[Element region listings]

[start]

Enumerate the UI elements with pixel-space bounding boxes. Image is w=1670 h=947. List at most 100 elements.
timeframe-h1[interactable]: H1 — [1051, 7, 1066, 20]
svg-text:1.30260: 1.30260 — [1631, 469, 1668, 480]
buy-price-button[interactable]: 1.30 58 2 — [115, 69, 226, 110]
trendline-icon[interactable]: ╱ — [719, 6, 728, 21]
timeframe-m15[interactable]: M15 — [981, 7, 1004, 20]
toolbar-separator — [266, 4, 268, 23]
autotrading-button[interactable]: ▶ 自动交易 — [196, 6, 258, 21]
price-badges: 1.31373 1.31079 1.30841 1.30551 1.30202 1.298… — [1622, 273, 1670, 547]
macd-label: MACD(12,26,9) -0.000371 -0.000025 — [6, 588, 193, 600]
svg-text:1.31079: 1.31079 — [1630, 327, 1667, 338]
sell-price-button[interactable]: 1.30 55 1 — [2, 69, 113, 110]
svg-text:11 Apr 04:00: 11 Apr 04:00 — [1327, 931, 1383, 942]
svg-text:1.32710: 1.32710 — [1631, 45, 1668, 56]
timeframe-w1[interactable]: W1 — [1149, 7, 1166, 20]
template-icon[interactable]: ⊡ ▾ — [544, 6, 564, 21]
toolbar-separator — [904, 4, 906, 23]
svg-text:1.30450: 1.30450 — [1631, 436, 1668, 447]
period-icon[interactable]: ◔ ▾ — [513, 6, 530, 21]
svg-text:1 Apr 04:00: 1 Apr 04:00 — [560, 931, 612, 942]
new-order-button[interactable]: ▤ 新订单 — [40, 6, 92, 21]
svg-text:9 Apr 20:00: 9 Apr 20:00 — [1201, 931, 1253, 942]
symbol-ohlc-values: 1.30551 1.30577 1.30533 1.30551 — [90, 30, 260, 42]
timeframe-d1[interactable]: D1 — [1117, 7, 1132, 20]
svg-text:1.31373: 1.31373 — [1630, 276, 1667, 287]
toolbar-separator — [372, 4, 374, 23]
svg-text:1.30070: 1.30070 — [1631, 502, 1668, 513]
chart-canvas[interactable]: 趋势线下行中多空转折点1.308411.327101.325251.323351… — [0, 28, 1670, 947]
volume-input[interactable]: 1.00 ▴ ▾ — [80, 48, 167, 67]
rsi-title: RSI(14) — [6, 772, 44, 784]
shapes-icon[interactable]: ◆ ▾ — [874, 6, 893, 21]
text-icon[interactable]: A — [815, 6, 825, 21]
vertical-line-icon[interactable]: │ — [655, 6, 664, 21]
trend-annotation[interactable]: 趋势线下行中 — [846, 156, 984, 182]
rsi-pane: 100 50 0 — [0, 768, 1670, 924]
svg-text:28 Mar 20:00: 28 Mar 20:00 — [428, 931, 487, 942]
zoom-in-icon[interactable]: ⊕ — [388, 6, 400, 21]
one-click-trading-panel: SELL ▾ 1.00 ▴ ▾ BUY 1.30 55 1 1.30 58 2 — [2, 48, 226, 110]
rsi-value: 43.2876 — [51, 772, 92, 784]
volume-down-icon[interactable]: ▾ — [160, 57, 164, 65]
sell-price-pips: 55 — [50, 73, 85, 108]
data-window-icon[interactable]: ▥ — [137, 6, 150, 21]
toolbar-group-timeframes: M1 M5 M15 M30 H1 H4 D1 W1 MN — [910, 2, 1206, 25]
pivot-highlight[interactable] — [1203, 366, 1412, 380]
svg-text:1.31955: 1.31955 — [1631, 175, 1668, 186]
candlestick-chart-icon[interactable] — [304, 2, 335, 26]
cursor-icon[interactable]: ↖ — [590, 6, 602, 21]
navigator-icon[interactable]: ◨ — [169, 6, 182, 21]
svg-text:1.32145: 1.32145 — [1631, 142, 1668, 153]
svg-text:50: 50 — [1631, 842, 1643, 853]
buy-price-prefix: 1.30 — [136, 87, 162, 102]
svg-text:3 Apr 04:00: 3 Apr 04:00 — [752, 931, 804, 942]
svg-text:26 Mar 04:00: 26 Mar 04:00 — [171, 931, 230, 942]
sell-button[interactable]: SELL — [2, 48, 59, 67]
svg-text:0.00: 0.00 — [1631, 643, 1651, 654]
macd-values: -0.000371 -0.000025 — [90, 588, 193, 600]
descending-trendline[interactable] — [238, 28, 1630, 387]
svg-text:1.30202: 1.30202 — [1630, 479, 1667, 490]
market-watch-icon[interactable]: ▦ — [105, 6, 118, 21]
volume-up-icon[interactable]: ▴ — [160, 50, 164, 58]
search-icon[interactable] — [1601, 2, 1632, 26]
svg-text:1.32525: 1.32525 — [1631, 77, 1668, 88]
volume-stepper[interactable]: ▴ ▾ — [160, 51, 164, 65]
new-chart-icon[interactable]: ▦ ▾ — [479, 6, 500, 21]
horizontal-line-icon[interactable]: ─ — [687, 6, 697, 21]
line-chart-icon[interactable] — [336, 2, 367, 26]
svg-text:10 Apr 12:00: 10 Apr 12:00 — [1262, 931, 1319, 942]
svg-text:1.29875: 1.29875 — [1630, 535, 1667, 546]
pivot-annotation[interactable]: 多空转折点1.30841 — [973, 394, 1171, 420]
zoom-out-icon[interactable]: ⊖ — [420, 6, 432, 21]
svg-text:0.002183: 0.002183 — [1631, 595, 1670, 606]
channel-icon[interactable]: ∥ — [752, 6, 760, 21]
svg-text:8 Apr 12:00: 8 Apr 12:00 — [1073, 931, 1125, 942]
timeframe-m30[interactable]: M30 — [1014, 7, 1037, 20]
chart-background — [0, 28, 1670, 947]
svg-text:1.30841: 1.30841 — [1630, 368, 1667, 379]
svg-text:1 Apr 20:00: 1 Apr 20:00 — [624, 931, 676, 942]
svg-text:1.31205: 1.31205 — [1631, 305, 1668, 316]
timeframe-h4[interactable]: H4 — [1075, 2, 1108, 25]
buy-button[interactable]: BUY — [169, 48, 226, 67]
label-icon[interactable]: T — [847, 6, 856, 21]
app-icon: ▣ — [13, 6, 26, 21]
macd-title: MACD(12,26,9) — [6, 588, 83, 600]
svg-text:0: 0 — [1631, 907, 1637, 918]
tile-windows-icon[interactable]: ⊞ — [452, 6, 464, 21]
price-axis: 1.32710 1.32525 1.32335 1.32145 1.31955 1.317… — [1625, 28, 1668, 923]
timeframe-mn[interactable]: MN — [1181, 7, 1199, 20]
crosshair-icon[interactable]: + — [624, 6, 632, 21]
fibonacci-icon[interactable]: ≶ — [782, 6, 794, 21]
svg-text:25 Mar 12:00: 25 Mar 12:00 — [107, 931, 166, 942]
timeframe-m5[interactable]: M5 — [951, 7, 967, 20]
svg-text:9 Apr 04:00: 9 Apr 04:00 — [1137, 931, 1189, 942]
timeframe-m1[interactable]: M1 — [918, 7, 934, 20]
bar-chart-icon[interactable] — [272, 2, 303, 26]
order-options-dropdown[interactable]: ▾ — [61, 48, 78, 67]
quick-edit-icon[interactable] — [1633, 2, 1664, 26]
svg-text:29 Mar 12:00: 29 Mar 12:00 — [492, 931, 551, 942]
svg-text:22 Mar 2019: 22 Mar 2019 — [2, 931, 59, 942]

[end]

What you are asked to do
Format every line of the data above as a Markdown table with two columns, Row and Entry. Put a running number in Row and the line itself in Entry, leaving out blank lines.

Finished answer
| Row | Entry |
|---|---|
| 1 | Enumerate the UI elements with pixel-space bounding boxes. Image is w=1670 h=947. List at most 100 elements. |
| 2 | timeframe-h1[interactable]: H1 — [1051, 7, 1066, 20] |
| 3 | svg-text:1.30260: 1.30260 — [1631, 469, 1668, 480] |
| 4 | buy-price-button[interactable]: 1.30 58 2 — [115, 69, 226, 110] |
| 5 | trendline-icon[interactable]: ╱ — [719, 6, 728, 21] |
| 6 | timeframe-m15[interactable]: M15 — [981, 7, 1004, 20] |
| 7 | toolbar-separator — [266, 4, 268, 23] |
| 8 | autotrading-button[interactable]: ▶ 自动交易 — [196, 6, 258, 21] |
| 9 | price-badges: 1.31373 1.31079 1.30841 1.30551 1.30202 1.298… — [1622, 273, 1670, 547] |
| 10 | macd-label: MACD(12,26,9) -0.000371 -0.000025 — [6, 588, 193, 600] |
| 11 | svg-text:1.31079: 1.31079 — [1630, 327, 1667, 338] |
| 12 | sell-price-button[interactable]: 1.30 55 1 — [2, 69, 113, 110] |
| 13 | svg-text:11 Apr 04:00: 11 Apr 04:00 — [1327, 931, 1383, 942] |
| 14 | svg-text:1.32710: 1.32710 — [1631, 45, 1668, 56] |
| 15 | timeframe-w1[interactable]: W1 — [1149, 7, 1166, 20] |
| 16 | template-icon[interactable]: ⊡ ▾ — [544, 6, 564, 21] |
| 17 | toolbar-separator — [904, 4, 906, 23] |
| 18 | svg-text:1.30450: 1.30450 — [1631, 436, 1668, 447] |
| 19 | period-icon[interactable]: ◔ ▾ — [513, 6, 530, 21] |
| 20 | svg-text:1 Apr 04:00: 1 Apr 04:00 — [560, 931, 612, 942] |
| 21 | new-order-button[interactable]: ▤ 新订单 — [40, 6, 92, 21] |
| 22 | svg-text:9 Apr 20:00: 9 Apr 20:00 — [1201, 931, 1253, 942] |
| 23 | symbol-ohlc-values: 1.30551 1.30577 1.30533 1.30551 — [90, 30, 260, 42] |
| 24 | timeframe-d1[interactable]: D1 — [1117, 7, 1132, 20] |
| 25 | svg-text:1.31373: 1.31373 — [1630, 276, 1667, 287] |
| 26 | toolbar-separator — [372, 4, 374, 23] |
| 27 | svg-text:1.30070: 1.30070 — [1631, 502, 1668, 513] |
| 28 | chart-canvas[interactable]: 趋势线下行中多空转折点1.308411.327101.325251.323351… — [0, 28, 1670, 947] |
| 29 | volume-input[interactable]: 1.00 ▴ ▾ — [80, 48, 167, 67] |
| 30 | rsi-title: RSI(14) — [6, 772, 44, 784] |
| 31 | shapes-icon[interactable]: ◆ ▾ — [874, 6, 893, 21] |
| 32 | text-icon[interactable]: A — [815, 6, 825, 21] |
| 33 | vertical-line-icon[interactable]: │ — [655, 6, 664, 21] |
| 34 | trend-annotation[interactable]: 趋势线下行中 — [846, 156, 984, 182] |
| 35 | rsi-pane: 100 50 0 — [0, 768, 1670, 924] |
| 36 | svg-text:28 Mar 20:00: 28 Mar 20:00 — [428, 931, 487, 942] |
| 37 | zoom-in-icon[interactable]: ⊕ — [388, 6, 400, 21] |
| 38 | one-click-trading-panel: SELL ▾ 1.00 ▴ ▾ BUY 1.30 55 1 1.30 58 2 — [2, 48, 226, 110] |
| 39 | rsi-value: 43.2876 — [51, 772, 92, 784] |
| 40 | volume-down-icon[interactable]: ▾ — [160, 57, 164, 65] |
| 41 | sell-price-pips: 55 — [50, 73, 85, 108] |
| 42 | data-window-icon[interactable]: ▥ — [137, 6, 150, 21] |
| 43 | toolbar-group-timeframes: M1 M5 M15 M30 H1 H4 D1 W1 MN — [910, 2, 1206, 25] |
| 44 | pivot-highlight[interactable] — [1203, 366, 1412, 380] |
| 45 | svg-text:1.31955: 1.31955 — [1631, 175, 1668, 186] |
| 46 | candlestick-chart-icon[interactable] — [304, 2, 335, 26] |
| 47 | cursor-icon[interactable]: ↖ — [590, 6, 602, 21] |
| 48 | navigator-icon[interactable]: ◨ — [169, 6, 182, 21] |
| 49 | svg-text:1.32145: 1.32145 — [1631, 142, 1668, 153] |
| 50 | svg-text:50: 50 — [1631, 842, 1643, 853] |
| 51 | buy-price-prefix: 1.30 — [136, 87, 162, 102] |
| 52 | svg-text:3 Apr 04:00: 3 Apr 04:00 — [752, 931, 804, 942] |
| 53 | svg-text:26 Mar 04:00: 26 Mar 04:00 — [171, 931, 230, 942] |
| 54 | sell-button[interactable]: SELL — [2, 48, 59, 67] |
| 55 | svg-text:0.00: 0.00 — [1631, 643, 1651, 654] |
| 56 | macd-values: -0.000371 -0.000025 — [90, 588, 193, 600] |
| 57 | descending-trendline[interactable] — [238, 28, 1630, 387] |
| 58 | svg-text:1.30202: 1.30202 — [1630, 479, 1667, 490] |
| 59 | market-watch-icon[interactable]: ▦ — [105, 6, 118, 21] |
| 60 | volume-up-icon[interactable]: ▴ — [160, 50, 164, 58] |
| 61 | search-icon[interactable] — [1601, 2, 1632, 26] |
| 62 | svg-text:1.32525: 1.32525 — [1631, 77, 1668, 88] |
| 63 | volume-stepper[interactable]: ▴ ▾ — [160, 51, 164, 65] |
| 64 | new-chart-icon[interactable]: ▦ ▾ — [479, 6, 500, 21] |
| 65 | horizontal-line-icon[interactable]: ─ — [687, 6, 697, 21] |
| 66 | line-chart-icon[interactable] — [336, 2, 367, 26] |
| 67 | svg-text:10 Apr 12:00: 10 Apr 12:00 — [1262, 931, 1319, 942] |
| 68 | svg-text:1.29875: 1.29875 — [1630, 535, 1667, 546] |
| 69 | pivot-annotation[interactable]: 多空转折点1.30841 — [973, 394, 1171, 420] |
| 70 | zoom-out-icon[interactable]: ⊖ — [420, 6, 432, 21] |
| 71 | svg-text:0.002183: 0.002183 — [1631, 595, 1670, 606] |
| 72 | channel-icon[interactable]: ∥ — [752, 6, 760, 21] |
| 73 | svg-text:8 Apr 12:00: 8 Apr 12:00 — [1073, 931, 1125, 942] |
| 74 | timeframe-m30[interactable]: M30 — [1014, 7, 1037, 20] |
| 75 | chart-background — [0, 28, 1670, 947] |
| 76 | svg-text:1.30841: 1.30841 — [1630, 368, 1667, 379] |
| 77 | svg-text:1 Apr 20:00: 1 Apr 20:00 — [624, 931, 676, 942] |
| 78 | svg-text:1.31205: 1.31205 — [1631, 305, 1668, 316] |
| 79 | timeframe-h4[interactable]: H4 — [1075, 2, 1108, 25] |
| 80 | buy-button[interactable]: BUY — [169, 48, 226, 67] |
| 81 | label-icon[interactable]: T — [847, 6, 856, 21] |
| 82 | app-icon: ▣ — [13, 6, 26, 21] |
| 83 | macd-title: MACD(12,26,9) — [6, 588, 83, 600] |
| 84 | svg-text:0: 0 — [1631, 907, 1637, 918] |
| 85 | tile-windows-icon[interactable]: ⊞ — [452, 6, 464, 21] |
| 86 | price-axis: 1.32710 1.32525 1.32335 1.32145 1.31955 1.317… — [1625, 28, 1668, 923] |
| 87 | timeframe-mn[interactable]: MN — [1181, 7, 1199, 20] |
| 88 | crosshair-icon[interactable]: + — [624, 6, 632, 21] |
| 89 | fibonacci-icon[interactable]: ≶ — [782, 6, 794, 21] |
| 90 | svg-text:25 Mar 12:00: 25 Mar 12:00 — [107, 931, 166, 942] |
| 91 | timeframe-m5[interactable]: M5 — [951, 7, 967, 20] |
| 92 | svg-text:9 Apr 04:00: 9 Apr 04:00 — [1137, 931, 1189, 942] |
| 93 | timeframe-m1[interactable]: M1 — [918, 7, 934, 20] |
| 94 | bar-chart-icon[interactable] — [272, 2, 303, 26] |
| 95 | order-options-dropdown[interactable]: ▾ — [61, 48, 78, 67] |
| 96 | quick-edit-icon[interactable] — [1633, 2, 1664, 26] |
| 97 | svg-text:29 Mar 12:00: 29 Mar 12:00 — [492, 931, 551, 942] |
| 98 | svg-text:22 Mar 2019: 22 Mar 2019 — [2, 931, 59, 942] |